---------- Data supplied

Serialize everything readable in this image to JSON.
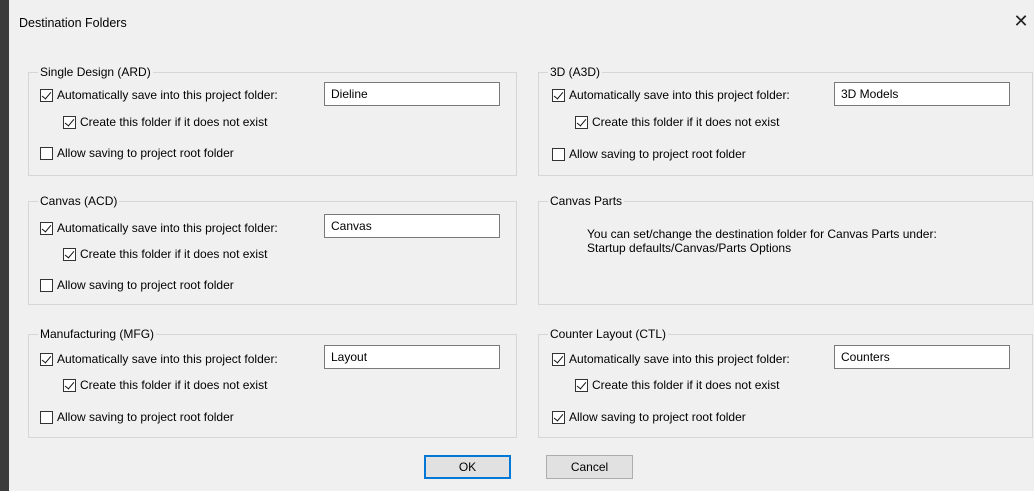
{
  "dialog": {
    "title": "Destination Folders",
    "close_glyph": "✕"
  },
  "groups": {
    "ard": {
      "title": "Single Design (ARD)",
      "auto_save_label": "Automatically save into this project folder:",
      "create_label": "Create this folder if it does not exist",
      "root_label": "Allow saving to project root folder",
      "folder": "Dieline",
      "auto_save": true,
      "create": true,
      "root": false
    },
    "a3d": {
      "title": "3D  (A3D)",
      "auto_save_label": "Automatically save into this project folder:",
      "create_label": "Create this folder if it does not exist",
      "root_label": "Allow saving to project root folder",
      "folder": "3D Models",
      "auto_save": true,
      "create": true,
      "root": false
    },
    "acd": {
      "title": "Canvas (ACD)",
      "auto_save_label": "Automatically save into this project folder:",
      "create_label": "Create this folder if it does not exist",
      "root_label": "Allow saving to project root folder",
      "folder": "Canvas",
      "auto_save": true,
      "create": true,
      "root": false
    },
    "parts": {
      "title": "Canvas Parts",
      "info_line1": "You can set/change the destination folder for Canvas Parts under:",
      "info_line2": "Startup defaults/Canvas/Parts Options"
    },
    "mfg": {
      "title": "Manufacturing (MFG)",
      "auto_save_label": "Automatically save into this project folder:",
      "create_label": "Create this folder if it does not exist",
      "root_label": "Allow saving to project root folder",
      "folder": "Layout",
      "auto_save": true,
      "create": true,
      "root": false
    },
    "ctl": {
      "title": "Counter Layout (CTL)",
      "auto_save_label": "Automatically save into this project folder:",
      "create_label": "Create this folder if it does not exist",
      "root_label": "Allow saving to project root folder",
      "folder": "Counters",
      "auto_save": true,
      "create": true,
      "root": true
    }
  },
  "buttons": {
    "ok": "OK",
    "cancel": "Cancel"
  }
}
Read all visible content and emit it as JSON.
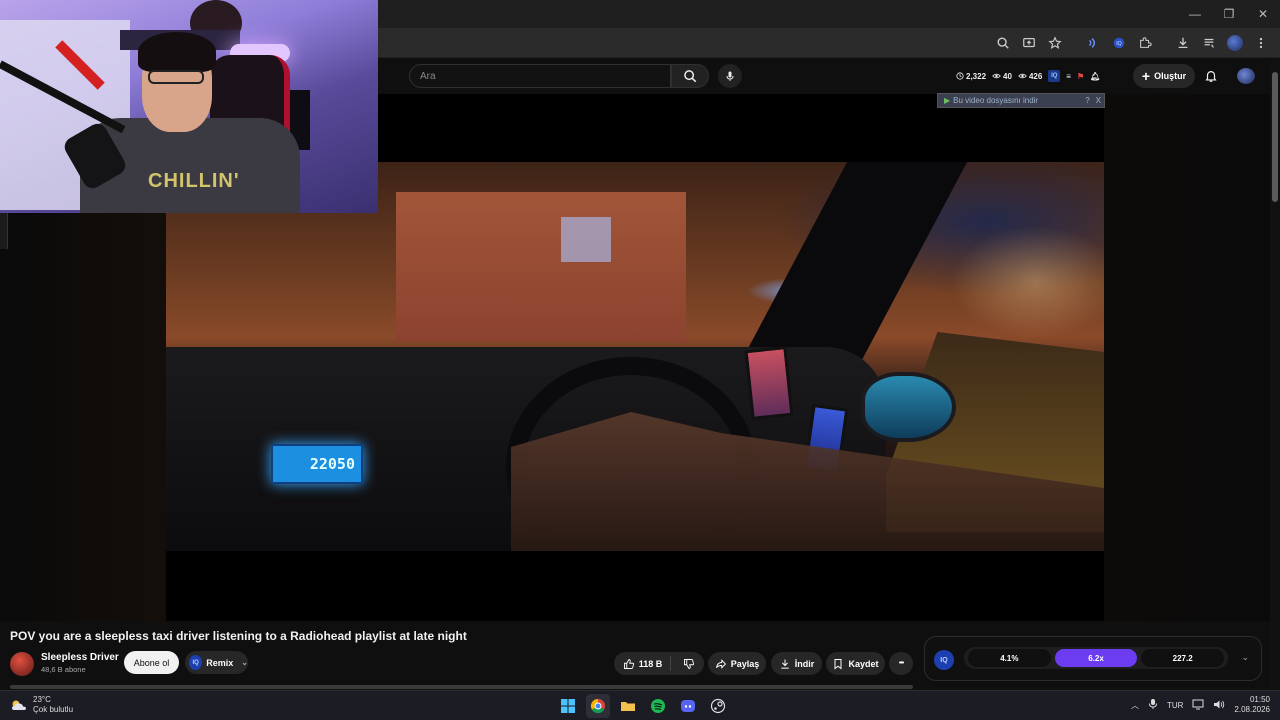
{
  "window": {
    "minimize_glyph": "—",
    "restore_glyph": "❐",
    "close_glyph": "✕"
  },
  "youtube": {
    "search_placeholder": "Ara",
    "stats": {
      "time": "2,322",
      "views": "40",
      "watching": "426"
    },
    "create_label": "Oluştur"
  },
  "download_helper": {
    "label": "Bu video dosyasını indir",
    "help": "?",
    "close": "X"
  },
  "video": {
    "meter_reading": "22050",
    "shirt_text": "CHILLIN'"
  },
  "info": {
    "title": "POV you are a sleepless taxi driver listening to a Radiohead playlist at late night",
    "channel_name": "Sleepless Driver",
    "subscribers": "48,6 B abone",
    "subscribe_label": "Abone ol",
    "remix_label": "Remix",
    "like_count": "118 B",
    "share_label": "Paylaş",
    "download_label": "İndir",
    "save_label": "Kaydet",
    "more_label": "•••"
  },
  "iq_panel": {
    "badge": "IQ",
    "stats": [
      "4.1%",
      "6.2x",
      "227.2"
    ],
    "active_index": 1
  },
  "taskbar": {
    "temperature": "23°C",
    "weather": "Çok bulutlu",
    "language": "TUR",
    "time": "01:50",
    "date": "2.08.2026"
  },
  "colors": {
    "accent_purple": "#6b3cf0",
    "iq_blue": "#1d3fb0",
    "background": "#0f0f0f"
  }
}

--------------------

All the lines above are to be reproduced exactly, except the pictures.

▸ Written solution:
Serialize everything readable in this image to JSON.
{
  "dialog": {
    "title": "Destination Folders",
    "close_glyph": "✕"
  },
  "groups": {
    "ard": {
      "title": "Single Design (ARD)",
      "auto_save_label": "Automatically save into this project folder:",
      "create_label": "Create this folder if it does not exist",
      "root_label": "Allow saving to project root folder",
      "folder": "Dieline",
      "auto_save": true,
      "create": true,
      "root": false
    },
    "a3d": {
      "title": "3D  (A3D)",
      "auto_save_label": "Automatically save into this project folder:",
      "create_label": "Create this folder if it does not exist",
      "root_label": "Allow saving to project root folder",
      "folder": "3D Models",
      "auto_save": true,
      "create": true,
      "root": false
    },
    "acd": {
      "title": "Canvas (ACD)",
      "auto_save_label": "Automatically save into this project folder:",
      "create_label": "Create this folder if it does not exist",
      "root_label": "Allow saving to project root folder",
      "folder": "Canvas",
      "auto_save": true,
      "create": true,
      "root": false
    },
    "parts": {
      "title": "Canvas Parts",
      "info_line1": "You can set/change the destination folder for Canvas Parts under:",
      "info_line2": "Startup defaults/Canvas/Parts Options"
    },
    "mfg": {
      "title": "Manufacturing (MFG)",
      "auto_save_label": "Automatically save into this project folder:",
      "create_label": "Create this folder if it does not exist",
      "root_label": "Allow saving to project root folder",
      "folder": "Layout",
      "auto_save": true,
      "create": true,
      "root": false
    },
    "ctl": {
      "title": "Counter Layout (CTL)",
      "auto_save_label": "Automatically save into this project folder:",
      "create_label": "Create this folder if it does not exist",
      "root_label": "Allow saving to project root folder",
      "folder": "Counters",
      "auto_save": true,
      "create": true,
      "root": true
    }
  },
  "buttons": {
    "ok": "OK",
    "cancel": "Cancel"
  }
}
Read all visible content and emit it as JSON.
{
  "window": {
    "minimize_glyph": "—",
    "restore_glyph": "❐",
    "close_glyph": "✕"
  },
  "youtube": {
    "search_placeholder": "Ara",
    "stats": {
      "time": "2,322",
      "views": "40",
      "watching": "426"
    },
    "create_label": "Oluştur"
  },
  "download_helper": {
    "label": "Bu video dosyasını indir",
    "help": "?",
    "close": "X"
  },
  "video": {
    "meter_reading": "22050",
    "shirt_text": "CHILLIN'"
  },
  "info": {
    "title": "POV you are a sleepless taxi driver listening to a Radiohead playlist at late night",
    "channel_name": "Sleepless Driver",
    "subscribers": "48,6 B abone",
    "subscribe_label": "Abone ol",
    "remix_label": "Remix",
    "like_count": "118 B",
    "share_label": "Paylaş",
    "download_label": "İndir",
    "save_label": "Kaydet",
    "more_label": "•••"
  },
  "iq_panel": {
    "badge": "IQ",
    "stats": [
      "4.1%",
      "6.2x",
      "227.2"
    ],
    "active_index": 1
  },
  "taskbar": {
    "temperature": "23°C",
    "weather": "Çok bulutlu",
    "language": "TUR",
    "time": "01:50",
    "date": "2.08.2026"
  },
  "colors": {
    "accent_purple": "#6b3cf0",
    "iq_blue": "#1d3fb0",
    "background": "#0f0f0f"
  }
}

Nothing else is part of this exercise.